INPUT RECORDS ▸
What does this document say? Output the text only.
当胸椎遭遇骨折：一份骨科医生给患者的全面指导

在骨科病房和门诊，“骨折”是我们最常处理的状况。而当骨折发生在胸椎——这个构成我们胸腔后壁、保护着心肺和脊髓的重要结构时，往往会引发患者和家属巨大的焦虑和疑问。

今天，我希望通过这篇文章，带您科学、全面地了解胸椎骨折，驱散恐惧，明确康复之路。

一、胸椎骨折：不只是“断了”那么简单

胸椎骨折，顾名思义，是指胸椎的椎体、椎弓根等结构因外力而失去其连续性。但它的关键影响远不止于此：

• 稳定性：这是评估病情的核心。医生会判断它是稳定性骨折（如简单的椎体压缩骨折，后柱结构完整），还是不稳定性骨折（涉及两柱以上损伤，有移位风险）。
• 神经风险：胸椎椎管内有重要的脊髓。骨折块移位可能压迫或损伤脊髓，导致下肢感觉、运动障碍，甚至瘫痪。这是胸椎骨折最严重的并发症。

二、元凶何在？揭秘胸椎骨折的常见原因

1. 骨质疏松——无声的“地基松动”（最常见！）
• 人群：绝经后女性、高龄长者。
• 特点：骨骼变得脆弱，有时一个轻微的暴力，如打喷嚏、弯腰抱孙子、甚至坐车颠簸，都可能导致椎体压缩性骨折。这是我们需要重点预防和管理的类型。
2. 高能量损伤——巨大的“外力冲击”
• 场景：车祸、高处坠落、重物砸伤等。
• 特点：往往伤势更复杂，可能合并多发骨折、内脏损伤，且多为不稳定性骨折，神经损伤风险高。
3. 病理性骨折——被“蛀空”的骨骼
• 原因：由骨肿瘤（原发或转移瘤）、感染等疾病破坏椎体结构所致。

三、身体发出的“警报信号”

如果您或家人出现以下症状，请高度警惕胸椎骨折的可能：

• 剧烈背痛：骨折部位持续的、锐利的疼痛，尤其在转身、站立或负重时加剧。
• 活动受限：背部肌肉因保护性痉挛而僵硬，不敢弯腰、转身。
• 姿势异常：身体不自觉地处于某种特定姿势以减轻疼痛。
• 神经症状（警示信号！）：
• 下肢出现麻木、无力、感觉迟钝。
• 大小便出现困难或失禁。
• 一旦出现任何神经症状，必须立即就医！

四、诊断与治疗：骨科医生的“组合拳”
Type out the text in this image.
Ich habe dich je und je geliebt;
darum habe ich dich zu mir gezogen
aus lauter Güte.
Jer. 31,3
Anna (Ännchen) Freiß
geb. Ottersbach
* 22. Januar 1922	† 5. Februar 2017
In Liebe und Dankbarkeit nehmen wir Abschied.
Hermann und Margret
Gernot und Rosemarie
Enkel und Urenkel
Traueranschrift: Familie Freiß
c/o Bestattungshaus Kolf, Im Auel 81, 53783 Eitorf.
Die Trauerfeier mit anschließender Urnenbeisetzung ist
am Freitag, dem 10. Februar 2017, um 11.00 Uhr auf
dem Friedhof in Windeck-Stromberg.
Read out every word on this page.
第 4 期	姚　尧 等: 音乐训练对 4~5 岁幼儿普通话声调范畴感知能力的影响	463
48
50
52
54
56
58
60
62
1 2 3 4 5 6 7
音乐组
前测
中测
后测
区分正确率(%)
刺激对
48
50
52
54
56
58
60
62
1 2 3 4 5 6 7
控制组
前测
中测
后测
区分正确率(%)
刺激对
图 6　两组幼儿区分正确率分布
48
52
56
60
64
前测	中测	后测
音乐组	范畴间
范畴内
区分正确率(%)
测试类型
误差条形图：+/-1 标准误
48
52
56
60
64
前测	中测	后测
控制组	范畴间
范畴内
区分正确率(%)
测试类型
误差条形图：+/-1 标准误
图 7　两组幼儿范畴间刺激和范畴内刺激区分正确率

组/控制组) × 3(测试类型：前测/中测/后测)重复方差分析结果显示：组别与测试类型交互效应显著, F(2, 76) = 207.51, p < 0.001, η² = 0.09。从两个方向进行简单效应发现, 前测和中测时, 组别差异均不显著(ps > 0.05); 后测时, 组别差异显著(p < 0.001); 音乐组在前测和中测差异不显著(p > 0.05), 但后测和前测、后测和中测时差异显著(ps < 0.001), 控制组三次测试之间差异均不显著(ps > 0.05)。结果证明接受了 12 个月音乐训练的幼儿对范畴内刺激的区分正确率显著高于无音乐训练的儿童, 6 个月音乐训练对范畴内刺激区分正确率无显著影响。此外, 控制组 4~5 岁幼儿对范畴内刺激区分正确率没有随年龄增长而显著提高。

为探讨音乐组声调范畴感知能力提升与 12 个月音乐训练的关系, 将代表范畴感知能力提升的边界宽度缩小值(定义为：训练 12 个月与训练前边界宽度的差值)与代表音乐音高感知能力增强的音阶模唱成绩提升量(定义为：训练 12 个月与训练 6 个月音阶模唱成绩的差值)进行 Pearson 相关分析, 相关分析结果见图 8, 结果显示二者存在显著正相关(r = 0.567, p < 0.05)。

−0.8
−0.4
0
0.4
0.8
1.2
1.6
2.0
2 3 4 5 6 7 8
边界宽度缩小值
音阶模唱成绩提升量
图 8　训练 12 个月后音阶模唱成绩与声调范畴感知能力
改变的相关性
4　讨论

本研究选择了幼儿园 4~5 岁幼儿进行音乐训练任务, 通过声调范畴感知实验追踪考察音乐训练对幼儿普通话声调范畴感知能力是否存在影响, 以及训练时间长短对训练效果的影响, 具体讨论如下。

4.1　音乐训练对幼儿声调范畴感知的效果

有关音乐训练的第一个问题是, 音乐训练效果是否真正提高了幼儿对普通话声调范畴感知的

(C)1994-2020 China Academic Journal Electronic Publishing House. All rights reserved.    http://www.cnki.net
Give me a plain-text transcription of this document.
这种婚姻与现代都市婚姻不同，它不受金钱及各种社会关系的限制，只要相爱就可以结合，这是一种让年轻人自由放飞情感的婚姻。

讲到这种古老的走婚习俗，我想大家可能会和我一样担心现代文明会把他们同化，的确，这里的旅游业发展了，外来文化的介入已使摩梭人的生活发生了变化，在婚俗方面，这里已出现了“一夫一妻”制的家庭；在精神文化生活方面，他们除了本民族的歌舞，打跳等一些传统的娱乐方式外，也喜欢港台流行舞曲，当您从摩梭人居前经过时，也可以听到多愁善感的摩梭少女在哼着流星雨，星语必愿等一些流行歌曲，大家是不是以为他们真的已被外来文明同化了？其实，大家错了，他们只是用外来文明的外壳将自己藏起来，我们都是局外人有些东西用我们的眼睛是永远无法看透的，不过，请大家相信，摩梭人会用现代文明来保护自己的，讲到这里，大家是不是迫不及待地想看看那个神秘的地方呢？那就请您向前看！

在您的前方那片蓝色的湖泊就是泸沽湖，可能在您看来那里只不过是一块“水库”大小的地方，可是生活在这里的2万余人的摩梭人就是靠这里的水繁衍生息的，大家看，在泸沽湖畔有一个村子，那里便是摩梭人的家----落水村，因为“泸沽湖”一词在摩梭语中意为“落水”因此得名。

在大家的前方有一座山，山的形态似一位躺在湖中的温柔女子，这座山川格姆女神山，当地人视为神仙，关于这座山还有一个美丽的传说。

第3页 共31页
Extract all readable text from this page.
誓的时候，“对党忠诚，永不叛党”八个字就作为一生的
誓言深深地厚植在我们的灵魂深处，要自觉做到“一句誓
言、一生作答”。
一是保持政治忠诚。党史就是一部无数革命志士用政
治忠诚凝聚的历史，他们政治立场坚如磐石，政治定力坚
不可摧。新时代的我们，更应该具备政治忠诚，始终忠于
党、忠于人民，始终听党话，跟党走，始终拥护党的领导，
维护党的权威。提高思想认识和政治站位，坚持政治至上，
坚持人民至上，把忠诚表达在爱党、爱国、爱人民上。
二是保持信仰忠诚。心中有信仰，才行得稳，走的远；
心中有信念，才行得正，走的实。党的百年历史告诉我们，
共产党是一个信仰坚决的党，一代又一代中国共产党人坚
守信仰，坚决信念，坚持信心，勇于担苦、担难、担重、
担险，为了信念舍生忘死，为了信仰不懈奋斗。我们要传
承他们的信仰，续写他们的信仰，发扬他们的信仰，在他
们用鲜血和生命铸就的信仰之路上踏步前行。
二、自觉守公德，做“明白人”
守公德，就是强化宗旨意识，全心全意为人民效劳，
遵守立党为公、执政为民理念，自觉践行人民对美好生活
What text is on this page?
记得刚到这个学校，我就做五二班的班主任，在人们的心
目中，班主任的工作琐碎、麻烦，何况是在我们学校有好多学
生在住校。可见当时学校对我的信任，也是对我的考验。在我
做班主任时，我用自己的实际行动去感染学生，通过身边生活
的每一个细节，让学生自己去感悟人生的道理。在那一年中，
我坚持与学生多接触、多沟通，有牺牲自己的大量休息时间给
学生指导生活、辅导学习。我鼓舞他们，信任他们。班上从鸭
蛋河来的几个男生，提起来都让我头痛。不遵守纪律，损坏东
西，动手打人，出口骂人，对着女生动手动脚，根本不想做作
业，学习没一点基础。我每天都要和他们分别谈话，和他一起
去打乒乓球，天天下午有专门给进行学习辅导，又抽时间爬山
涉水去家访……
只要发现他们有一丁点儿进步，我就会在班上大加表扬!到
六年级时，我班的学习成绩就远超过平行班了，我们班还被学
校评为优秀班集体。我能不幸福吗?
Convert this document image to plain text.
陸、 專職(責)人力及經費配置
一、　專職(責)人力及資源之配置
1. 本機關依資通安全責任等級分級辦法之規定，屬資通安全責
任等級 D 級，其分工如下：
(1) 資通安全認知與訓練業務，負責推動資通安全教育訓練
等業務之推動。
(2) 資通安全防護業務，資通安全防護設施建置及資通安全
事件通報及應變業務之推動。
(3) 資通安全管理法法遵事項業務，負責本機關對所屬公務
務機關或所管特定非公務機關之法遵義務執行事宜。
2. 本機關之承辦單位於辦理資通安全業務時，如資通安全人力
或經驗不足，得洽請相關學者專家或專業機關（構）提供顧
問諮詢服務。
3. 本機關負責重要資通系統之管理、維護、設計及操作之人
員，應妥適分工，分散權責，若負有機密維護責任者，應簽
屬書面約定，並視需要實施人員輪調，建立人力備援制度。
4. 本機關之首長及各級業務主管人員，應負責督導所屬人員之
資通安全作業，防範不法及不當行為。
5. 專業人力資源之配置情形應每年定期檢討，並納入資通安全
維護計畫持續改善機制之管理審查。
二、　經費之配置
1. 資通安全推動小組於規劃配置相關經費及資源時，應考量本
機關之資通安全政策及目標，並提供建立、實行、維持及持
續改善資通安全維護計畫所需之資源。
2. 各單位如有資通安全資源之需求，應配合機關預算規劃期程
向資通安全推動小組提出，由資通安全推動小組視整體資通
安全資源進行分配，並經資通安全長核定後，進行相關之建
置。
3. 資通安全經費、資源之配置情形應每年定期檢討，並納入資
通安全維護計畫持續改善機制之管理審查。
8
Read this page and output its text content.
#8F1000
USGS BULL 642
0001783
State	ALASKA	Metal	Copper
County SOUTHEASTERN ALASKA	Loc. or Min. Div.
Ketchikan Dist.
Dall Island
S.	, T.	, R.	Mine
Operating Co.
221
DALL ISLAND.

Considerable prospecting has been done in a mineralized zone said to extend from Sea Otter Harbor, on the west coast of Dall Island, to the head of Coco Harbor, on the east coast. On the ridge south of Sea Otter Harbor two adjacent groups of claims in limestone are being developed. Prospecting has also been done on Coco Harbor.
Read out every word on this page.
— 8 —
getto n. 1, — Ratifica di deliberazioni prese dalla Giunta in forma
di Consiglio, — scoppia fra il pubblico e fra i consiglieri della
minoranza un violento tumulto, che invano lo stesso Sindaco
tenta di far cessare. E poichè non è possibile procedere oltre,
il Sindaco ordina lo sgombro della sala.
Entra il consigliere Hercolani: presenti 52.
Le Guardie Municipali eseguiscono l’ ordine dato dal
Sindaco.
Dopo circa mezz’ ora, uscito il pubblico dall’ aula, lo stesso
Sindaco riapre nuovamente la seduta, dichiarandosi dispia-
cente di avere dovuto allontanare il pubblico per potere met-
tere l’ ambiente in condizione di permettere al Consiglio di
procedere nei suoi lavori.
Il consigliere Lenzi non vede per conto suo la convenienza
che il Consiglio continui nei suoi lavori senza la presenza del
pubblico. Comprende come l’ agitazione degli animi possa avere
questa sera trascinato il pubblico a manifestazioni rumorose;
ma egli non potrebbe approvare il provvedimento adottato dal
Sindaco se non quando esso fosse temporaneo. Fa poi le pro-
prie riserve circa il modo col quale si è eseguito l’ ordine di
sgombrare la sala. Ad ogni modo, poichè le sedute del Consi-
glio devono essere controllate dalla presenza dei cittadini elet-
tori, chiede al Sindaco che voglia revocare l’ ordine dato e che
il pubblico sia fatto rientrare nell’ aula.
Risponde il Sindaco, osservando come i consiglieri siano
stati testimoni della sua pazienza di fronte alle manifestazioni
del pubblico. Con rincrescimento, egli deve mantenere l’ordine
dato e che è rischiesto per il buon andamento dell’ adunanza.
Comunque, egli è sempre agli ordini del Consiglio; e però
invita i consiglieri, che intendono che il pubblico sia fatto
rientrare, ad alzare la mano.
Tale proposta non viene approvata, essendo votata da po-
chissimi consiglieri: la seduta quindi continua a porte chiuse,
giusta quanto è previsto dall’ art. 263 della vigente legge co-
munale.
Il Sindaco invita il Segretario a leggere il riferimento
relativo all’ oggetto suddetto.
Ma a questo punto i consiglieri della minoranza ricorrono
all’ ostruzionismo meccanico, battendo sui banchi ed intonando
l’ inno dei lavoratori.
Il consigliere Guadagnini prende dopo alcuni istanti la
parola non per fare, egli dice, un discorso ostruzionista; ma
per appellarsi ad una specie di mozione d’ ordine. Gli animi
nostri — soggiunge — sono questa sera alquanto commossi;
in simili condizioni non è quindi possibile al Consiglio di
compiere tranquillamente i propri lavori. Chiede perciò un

THE PROBLEM ▸ Where a line of the data holds "lavori", show that line.

ANSWER IN FULL ▸
procedere nei suoi lavori.
che il Consiglio continui nei suoi lavori senza la presenza del
compiere tranquillamente i propri lavori. Chiede perciò un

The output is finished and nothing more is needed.